* What you will do
Identify every line in the records below that contains the word "Rate", and copy each of those lines.

-- Start of Records to process --

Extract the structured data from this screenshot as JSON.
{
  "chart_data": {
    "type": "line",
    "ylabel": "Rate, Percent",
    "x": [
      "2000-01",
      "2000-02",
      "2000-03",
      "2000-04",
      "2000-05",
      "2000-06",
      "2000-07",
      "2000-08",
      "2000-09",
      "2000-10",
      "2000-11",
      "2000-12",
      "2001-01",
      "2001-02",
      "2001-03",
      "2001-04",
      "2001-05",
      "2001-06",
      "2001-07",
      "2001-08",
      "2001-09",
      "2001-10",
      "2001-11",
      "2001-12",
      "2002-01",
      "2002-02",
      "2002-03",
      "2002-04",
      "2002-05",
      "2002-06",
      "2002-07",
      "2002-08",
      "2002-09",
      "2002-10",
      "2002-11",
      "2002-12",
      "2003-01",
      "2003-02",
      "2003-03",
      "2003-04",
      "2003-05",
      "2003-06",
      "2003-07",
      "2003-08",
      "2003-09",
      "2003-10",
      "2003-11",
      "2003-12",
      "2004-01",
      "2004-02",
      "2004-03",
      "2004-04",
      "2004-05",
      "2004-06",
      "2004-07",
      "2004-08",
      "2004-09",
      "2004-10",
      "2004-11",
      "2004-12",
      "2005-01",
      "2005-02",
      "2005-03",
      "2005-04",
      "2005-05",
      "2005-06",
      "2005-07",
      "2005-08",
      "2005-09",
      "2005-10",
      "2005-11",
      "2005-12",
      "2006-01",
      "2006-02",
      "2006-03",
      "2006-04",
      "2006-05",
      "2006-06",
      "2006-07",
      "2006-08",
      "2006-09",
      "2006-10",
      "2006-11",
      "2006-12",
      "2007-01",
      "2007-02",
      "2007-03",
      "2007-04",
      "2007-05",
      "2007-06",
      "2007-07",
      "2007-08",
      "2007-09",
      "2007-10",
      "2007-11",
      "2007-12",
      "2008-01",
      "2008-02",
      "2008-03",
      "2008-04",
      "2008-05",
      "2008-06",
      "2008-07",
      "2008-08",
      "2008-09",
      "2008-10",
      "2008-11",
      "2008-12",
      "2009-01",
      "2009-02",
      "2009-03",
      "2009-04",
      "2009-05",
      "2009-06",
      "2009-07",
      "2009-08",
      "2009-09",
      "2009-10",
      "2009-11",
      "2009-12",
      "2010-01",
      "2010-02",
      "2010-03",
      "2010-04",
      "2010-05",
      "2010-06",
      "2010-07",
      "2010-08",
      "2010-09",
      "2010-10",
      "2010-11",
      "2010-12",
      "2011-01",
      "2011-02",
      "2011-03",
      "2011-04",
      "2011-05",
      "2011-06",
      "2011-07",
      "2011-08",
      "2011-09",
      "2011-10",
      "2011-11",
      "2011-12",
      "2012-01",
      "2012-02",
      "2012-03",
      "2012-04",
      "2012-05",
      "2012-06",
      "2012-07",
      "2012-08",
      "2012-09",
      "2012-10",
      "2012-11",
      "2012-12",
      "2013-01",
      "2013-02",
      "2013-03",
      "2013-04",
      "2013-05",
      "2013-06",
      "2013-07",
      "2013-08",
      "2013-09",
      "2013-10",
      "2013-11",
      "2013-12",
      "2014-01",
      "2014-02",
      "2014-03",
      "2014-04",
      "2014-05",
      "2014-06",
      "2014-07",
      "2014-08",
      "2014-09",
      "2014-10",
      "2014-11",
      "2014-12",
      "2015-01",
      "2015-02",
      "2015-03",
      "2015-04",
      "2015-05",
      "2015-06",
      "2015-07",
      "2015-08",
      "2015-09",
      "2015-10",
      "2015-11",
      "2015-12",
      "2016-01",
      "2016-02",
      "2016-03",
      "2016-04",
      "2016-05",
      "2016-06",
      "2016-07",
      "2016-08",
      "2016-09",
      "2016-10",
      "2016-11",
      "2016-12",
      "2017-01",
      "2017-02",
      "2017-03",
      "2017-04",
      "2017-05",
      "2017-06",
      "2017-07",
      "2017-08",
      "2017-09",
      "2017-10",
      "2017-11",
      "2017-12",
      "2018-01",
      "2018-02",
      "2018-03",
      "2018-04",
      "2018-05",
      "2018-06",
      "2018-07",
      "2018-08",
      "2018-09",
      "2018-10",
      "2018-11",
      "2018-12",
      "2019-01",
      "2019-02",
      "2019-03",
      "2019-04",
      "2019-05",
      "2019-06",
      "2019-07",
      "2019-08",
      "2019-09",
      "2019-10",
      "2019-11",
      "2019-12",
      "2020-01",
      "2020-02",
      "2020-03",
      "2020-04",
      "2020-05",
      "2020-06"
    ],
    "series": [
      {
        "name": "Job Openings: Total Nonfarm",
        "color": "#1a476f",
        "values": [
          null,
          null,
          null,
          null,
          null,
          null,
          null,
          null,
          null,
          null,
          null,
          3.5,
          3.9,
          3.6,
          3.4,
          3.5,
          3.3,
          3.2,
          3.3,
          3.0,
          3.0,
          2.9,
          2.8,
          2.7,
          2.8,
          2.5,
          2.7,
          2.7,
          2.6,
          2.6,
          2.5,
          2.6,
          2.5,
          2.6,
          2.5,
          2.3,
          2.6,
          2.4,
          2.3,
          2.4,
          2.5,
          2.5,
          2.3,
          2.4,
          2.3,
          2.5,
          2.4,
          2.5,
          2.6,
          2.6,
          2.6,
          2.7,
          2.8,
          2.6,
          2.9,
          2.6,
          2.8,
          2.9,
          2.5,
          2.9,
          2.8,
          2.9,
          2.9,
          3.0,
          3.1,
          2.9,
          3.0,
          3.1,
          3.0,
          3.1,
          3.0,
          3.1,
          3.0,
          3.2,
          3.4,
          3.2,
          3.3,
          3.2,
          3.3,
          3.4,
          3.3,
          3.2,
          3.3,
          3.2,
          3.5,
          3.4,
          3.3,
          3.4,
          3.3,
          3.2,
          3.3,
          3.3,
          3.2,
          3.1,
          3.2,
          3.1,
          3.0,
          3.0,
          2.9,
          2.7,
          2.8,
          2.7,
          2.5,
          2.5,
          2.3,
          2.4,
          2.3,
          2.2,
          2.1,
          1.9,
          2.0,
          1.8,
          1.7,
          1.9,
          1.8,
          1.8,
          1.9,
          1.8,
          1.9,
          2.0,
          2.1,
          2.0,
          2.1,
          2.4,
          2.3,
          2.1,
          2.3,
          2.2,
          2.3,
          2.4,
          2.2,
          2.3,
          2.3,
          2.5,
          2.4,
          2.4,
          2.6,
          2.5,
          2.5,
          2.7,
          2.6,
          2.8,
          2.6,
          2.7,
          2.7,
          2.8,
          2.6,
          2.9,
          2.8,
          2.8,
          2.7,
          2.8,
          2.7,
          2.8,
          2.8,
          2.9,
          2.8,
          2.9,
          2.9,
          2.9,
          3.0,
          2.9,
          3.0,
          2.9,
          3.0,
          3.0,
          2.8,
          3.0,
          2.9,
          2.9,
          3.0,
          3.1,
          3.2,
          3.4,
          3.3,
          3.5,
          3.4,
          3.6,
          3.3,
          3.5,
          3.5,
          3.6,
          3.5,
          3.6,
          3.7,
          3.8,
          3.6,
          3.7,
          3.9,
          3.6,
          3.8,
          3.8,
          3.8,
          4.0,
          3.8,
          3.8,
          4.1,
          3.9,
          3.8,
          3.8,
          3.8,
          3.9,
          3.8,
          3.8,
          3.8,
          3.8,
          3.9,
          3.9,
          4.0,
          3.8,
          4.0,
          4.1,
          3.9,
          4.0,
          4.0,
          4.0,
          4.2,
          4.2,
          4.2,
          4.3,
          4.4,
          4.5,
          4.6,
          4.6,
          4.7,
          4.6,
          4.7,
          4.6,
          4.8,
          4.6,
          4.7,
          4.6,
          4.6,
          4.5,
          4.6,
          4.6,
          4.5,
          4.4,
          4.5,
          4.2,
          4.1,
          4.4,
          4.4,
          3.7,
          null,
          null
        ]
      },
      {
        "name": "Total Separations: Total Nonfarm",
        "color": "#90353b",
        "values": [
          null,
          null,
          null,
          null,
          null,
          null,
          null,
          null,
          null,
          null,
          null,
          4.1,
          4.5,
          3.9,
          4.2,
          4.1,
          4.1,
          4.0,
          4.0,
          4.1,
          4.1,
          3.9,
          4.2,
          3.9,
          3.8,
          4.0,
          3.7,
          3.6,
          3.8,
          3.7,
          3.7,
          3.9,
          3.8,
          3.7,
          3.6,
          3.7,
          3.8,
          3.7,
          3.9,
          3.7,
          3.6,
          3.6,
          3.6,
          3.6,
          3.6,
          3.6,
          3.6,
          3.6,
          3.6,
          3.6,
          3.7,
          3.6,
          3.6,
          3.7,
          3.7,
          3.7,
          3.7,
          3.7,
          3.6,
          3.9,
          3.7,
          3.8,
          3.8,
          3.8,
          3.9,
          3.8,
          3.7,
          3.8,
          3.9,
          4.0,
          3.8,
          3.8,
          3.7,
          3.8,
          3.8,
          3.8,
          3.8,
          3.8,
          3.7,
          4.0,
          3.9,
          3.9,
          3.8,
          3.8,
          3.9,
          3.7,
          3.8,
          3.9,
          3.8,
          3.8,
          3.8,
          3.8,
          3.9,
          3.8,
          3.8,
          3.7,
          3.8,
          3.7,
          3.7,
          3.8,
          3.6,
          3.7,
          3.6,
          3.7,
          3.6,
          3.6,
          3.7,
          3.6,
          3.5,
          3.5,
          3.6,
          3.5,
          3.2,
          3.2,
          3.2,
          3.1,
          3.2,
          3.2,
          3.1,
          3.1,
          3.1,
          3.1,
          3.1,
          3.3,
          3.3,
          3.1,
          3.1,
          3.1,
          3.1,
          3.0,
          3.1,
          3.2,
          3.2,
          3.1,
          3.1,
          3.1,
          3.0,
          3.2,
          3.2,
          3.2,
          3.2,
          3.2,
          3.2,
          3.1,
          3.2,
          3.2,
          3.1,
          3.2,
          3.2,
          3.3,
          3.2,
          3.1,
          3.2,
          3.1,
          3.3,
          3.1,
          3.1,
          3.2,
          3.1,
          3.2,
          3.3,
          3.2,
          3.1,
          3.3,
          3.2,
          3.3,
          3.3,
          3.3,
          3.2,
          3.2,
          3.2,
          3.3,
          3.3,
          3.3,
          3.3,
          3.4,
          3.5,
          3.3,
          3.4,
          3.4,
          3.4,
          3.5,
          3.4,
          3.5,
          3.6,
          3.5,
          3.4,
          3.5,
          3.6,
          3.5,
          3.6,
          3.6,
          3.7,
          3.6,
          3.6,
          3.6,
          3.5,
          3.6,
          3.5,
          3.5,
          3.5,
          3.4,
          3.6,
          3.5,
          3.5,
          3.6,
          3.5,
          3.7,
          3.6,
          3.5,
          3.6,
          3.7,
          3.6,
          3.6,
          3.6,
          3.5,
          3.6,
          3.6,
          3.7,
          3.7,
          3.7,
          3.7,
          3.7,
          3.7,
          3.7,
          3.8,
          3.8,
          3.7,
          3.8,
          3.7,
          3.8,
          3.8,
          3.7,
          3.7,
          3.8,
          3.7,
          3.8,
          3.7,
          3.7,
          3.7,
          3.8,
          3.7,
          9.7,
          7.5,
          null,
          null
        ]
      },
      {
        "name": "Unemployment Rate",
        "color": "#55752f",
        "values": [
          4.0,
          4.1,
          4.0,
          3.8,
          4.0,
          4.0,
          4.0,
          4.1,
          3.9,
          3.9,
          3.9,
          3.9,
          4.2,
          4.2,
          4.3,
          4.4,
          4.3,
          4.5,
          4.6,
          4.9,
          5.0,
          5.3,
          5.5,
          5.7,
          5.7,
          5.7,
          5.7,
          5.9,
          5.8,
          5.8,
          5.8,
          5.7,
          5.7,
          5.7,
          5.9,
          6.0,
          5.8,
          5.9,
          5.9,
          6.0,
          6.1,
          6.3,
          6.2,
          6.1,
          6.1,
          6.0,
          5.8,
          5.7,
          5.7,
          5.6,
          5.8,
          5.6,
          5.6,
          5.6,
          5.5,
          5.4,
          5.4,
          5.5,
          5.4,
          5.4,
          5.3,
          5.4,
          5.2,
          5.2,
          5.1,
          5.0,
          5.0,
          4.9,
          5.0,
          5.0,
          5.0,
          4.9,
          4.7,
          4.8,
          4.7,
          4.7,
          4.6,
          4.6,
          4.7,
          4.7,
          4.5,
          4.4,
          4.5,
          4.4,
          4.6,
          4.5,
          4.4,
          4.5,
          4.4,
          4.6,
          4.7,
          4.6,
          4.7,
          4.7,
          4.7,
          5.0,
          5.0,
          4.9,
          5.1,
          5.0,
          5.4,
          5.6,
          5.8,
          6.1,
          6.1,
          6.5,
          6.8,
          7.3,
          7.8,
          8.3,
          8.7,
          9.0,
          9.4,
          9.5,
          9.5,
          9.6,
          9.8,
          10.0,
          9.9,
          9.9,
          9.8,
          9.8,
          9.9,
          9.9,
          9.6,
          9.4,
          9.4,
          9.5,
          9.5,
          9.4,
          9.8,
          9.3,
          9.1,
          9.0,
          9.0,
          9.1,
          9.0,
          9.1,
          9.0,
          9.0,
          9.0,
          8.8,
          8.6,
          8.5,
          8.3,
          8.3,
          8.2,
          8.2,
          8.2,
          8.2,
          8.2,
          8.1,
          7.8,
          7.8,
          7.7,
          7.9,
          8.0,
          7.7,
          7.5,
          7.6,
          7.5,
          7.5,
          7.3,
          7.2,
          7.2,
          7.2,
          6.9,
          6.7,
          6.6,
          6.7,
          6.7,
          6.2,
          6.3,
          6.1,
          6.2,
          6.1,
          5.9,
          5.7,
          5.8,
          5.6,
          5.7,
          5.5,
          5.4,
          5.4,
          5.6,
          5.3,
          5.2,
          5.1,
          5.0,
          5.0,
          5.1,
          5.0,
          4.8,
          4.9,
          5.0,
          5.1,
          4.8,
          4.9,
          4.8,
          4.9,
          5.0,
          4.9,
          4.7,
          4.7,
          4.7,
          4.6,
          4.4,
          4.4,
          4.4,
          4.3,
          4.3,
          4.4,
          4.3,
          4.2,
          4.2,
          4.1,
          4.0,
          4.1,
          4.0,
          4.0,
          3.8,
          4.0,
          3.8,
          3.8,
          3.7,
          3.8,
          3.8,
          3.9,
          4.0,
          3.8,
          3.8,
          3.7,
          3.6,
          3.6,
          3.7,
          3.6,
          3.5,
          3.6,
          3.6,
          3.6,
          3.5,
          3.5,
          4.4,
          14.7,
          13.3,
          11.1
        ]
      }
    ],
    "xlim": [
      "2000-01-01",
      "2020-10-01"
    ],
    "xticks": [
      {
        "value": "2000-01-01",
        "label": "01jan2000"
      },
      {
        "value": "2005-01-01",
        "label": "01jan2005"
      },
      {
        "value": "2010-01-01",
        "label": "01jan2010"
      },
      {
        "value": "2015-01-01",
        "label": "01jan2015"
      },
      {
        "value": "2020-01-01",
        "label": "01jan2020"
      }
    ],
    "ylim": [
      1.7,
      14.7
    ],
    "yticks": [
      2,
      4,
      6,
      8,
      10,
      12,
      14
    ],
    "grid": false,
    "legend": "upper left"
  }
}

-- End of Records to process --

* Written reply
    "ylabel": "Rate, Percent",
        "name": "Unemployment Rate",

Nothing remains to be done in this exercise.